__Task description__
Copy out each line in the material below that has the word "Chipset".

__Excerpted data__
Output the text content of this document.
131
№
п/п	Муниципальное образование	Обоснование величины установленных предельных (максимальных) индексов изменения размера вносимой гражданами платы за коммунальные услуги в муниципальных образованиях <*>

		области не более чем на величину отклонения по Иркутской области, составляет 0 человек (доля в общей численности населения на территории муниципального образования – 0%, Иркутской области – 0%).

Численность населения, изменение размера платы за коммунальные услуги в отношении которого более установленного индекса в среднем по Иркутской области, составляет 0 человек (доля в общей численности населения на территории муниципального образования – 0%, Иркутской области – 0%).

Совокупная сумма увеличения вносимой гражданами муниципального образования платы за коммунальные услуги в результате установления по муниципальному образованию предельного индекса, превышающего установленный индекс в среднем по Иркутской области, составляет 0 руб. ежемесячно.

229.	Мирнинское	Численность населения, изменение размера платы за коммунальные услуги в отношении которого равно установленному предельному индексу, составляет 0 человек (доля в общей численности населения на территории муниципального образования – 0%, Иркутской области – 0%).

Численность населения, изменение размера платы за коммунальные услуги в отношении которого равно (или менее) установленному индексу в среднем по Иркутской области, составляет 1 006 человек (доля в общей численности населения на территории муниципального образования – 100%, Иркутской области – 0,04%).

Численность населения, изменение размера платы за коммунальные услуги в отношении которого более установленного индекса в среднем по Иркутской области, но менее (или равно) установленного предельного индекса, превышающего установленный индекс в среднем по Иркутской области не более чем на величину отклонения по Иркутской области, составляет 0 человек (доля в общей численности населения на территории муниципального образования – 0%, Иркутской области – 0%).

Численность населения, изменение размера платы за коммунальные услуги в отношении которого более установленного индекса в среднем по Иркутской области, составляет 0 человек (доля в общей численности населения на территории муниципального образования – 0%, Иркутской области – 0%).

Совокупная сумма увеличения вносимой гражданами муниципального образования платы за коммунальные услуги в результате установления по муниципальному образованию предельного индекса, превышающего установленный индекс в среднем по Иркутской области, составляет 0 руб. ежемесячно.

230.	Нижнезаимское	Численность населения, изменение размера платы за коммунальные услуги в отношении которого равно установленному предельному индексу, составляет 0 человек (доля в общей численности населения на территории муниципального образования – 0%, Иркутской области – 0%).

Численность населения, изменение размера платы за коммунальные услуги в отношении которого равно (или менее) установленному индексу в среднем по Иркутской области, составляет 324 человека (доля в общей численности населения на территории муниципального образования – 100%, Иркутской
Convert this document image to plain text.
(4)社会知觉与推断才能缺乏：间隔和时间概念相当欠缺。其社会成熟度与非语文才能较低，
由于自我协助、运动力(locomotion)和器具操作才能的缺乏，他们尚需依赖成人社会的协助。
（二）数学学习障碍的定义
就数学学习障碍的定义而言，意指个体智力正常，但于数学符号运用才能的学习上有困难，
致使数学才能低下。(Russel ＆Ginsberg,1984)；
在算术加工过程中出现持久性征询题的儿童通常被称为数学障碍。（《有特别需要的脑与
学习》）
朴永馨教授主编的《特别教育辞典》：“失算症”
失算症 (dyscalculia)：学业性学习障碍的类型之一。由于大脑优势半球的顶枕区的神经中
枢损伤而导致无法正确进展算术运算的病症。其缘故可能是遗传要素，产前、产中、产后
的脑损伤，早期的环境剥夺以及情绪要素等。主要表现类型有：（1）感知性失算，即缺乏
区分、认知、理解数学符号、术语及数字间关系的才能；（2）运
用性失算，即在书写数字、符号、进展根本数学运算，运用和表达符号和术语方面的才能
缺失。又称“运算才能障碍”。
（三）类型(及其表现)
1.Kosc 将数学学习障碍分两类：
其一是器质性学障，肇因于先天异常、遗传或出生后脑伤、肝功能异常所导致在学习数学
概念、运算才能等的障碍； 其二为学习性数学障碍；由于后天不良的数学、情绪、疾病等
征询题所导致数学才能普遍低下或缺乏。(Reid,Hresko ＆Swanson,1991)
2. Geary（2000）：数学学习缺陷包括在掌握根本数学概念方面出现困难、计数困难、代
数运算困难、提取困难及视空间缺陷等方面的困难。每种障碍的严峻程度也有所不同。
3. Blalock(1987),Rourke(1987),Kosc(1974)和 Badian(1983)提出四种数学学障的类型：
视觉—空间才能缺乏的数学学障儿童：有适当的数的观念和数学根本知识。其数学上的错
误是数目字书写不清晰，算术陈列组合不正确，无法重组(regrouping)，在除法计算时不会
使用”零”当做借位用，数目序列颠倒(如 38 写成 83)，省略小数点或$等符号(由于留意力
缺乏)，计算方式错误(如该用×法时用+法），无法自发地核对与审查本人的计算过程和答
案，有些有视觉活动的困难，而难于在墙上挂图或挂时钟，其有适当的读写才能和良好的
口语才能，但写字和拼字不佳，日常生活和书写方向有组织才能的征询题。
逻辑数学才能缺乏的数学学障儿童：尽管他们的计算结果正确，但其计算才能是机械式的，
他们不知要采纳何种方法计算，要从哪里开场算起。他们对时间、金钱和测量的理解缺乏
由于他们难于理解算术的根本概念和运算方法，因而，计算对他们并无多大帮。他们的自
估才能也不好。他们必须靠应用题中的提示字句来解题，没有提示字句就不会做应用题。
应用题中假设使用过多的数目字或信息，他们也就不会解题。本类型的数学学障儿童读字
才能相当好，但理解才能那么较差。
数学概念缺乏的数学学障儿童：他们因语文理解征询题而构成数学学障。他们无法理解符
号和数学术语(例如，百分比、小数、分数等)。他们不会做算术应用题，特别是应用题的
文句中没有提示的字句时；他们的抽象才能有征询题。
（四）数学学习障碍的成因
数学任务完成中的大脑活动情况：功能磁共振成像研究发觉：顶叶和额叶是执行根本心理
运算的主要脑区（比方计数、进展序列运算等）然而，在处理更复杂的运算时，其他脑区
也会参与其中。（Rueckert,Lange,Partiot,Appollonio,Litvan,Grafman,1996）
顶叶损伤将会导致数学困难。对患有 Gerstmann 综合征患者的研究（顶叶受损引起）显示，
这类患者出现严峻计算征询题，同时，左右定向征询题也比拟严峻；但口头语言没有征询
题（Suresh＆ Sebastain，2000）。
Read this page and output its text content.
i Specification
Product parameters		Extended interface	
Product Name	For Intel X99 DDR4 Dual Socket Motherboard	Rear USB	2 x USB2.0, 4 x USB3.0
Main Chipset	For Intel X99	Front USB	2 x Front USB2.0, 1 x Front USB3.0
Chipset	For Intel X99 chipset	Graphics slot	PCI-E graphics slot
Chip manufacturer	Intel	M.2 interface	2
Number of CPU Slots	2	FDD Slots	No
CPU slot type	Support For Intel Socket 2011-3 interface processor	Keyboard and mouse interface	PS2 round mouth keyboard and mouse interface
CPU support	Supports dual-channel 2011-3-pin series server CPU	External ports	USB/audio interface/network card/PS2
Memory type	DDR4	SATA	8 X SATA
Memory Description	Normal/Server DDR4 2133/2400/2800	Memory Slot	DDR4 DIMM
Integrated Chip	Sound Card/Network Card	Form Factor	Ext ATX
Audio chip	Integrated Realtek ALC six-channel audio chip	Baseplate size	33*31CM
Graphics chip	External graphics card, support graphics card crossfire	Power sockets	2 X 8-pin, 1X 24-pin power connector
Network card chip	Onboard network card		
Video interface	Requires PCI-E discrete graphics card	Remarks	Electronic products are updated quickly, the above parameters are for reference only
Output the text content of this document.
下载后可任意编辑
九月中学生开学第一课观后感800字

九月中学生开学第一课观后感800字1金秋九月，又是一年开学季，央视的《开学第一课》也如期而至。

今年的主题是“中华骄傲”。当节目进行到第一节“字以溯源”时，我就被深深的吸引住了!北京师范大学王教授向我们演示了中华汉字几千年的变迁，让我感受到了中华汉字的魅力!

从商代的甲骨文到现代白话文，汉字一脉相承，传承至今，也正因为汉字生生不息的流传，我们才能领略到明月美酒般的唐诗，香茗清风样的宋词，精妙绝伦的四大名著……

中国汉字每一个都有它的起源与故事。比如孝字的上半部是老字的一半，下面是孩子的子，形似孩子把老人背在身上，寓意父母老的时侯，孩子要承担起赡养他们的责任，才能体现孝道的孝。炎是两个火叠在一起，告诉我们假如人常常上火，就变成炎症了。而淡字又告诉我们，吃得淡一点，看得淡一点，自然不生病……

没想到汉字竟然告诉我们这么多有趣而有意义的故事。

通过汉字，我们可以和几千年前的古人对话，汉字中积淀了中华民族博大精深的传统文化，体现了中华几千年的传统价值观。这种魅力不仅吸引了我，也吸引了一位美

__Solution to the problem__
Main Chipset	For Intel X99	Front USB	2 x Front USB2.0, 1 x Front USB3.0
Chipset	For Intel X99 chipset	Graphics slot	PCI-E graphics slot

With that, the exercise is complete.